__Problem description__.
From the entries below, extract every line that includes the word "color".

__Material provided__.
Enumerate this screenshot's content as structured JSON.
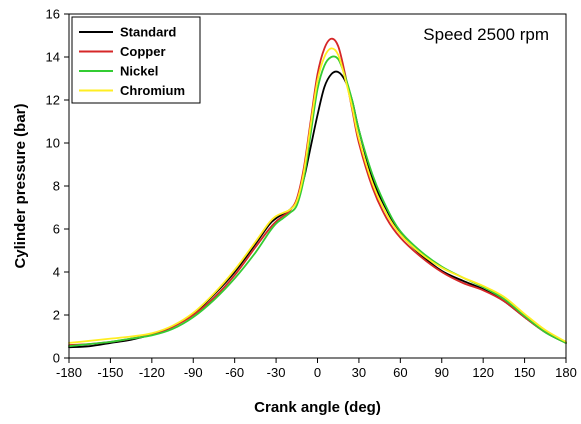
{
  "chart_data": {
    "type": "line",
    "title": "",
    "xlabel": "Crank angle (deg)",
    "ylabel": "Cylinder pressure (bar)",
    "xlim": [
      -180,
      180
    ],
    "ylim": [
      0,
      16
    ],
    "xticks": [
      -180,
      -150,
      -120,
      -90,
      -60,
      -30,
      0,
      30,
      60,
      90,
      120,
      150,
      180
    ],
    "yticks": [
      0,
      2,
      4,
      6,
      8,
      10,
      12,
      14,
      16
    ],
    "grid": false,
    "legend_position": "top-left",
    "annotation": "Speed 2500 rpm",
    "series": [
      {
        "name": "Standard",
        "color": "#000000",
        "x": [
          -180,
          -165,
          -150,
          -135,
          -120,
          -105,
          -90,
          -75,
          -60,
          -45,
          -35,
          -30,
          -25,
          -20,
          -15,
          -10,
          -5,
          0,
          5,
          10,
          15,
          20,
          25,
          30,
          40,
          50,
          60,
          75,
          90,
          105,
          120,
          135,
          150,
          165,
          180
        ],
        "y": [
          0.5,
          0.55,
          0.7,
          0.85,
          1.1,
          1.45,
          2.05,
          2.95,
          4.0,
          5.3,
          6.2,
          6.5,
          6.7,
          6.9,
          7.3,
          8.3,
          9.8,
          11.3,
          12.6,
          13.2,
          13.3,
          12.9,
          12.0,
          10.6,
          8.3,
          6.9,
          5.8,
          4.8,
          4.05,
          3.6,
          3.2,
          2.65,
          1.9,
          1.2,
          0.7
        ]
      },
      {
        "name": "Copper",
        "color": "#d62728",
        "x": [
          -180,
          -165,
          -150,
          -135,
          -120,
          -105,
          -90,
          -75,
          -60,
          -45,
          -35,
          -30,
          -25,
          -20,
          -15,
          -10,
          -5,
          0,
          5,
          10,
          15,
          20,
          25,
          30,
          40,
          50,
          60,
          75,
          90,
          105,
          120,
          135,
          150,
          165,
          180
        ],
        "y": [
          0.6,
          0.65,
          0.75,
          0.9,
          1.1,
          1.45,
          2.0,
          2.8,
          3.85,
          5.15,
          6.0,
          6.35,
          6.6,
          6.85,
          7.4,
          8.8,
          11.0,
          13.2,
          14.4,
          14.85,
          14.5,
          13.2,
          11.6,
          10.0,
          7.9,
          6.5,
          5.6,
          4.7,
          4.0,
          3.5,
          3.15,
          2.65,
          1.9,
          1.2,
          0.7
        ]
      },
      {
        "name": "Nickel",
        "color": "#33cc33",
        "x": [
          -180,
          -165,
          -150,
          -135,
          -120,
          -105,
          -90,
          -75,
          -60,
          -45,
          -35,
          -30,
          -25,
          -20,
          -15,
          -10,
          -5,
          0,
          5,
          10,
          15,
          20,
          25,
          30,
          40,
          50,
          60,
          75,
          90,
          105,
          120,
          135,
          150,
          165,
          180
        ],
        "y": [
          0.55,
          0.65,
          0.75,
          0.9,
          1.05,
          1.35,
          1.9,
          2.7,
          3.7,
          4.9,
          5.85,
          6.25,
          6.5,
          6.75,
          7.1,
          8.3,
          10.4,
          12.5,
          13.6,
          14.0,
          13.9,
          13.1,
          12.0,
          10.6,
          8.5,
          7.0,
          5.9,
          4.95,
          4.25,
          3.75,
          3.3,
          2.75,
          1.95,
          1.2,
          0.7
        ]
      },
      {
        "name": "Chromium",
        "color": "#ffee22",
        "x": [
          -180,
          -165,
          -150,
          -135,
          -120,
          -105,
          -90,
          -75,
          -60,
          -45,
          -35,
          -30,
          -25,
          -20,
          -15,
          -10,
          -5,
          0,
          5,
          10,
          15,
          20,
          25,
          30,
          40,
          50,
          60,
          75,
          90,
          105,
          120,
          135,
          150,
          165,
          180
        ],
        "y": [
          0.7,
          0.8,
          0.9,
          1.0,
          1.15,
          1.5,
          2.1,
          3.0,
          4.1,
          5.4,
          6.3,
          6.6,
          6.75,
          6.9,
          7.3,
          8.6,
          10.8,
          12.9,
          14.0,
          14.4,
          14.1,
          13.0,
          11.7,
          10.2,
          8.1,
          6.7,
          5.75,
          4.85,
          4.2,
          3.75,
          3.35,
          2.85,
          2.05,
          1.3,
          0.75
        ]
      }
    ]
  }
}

__Answer for this exercise__.
        "color": "#000000",
        "color": "#d62728",
        "color": "#33cc33",
        "color": "#ffee22",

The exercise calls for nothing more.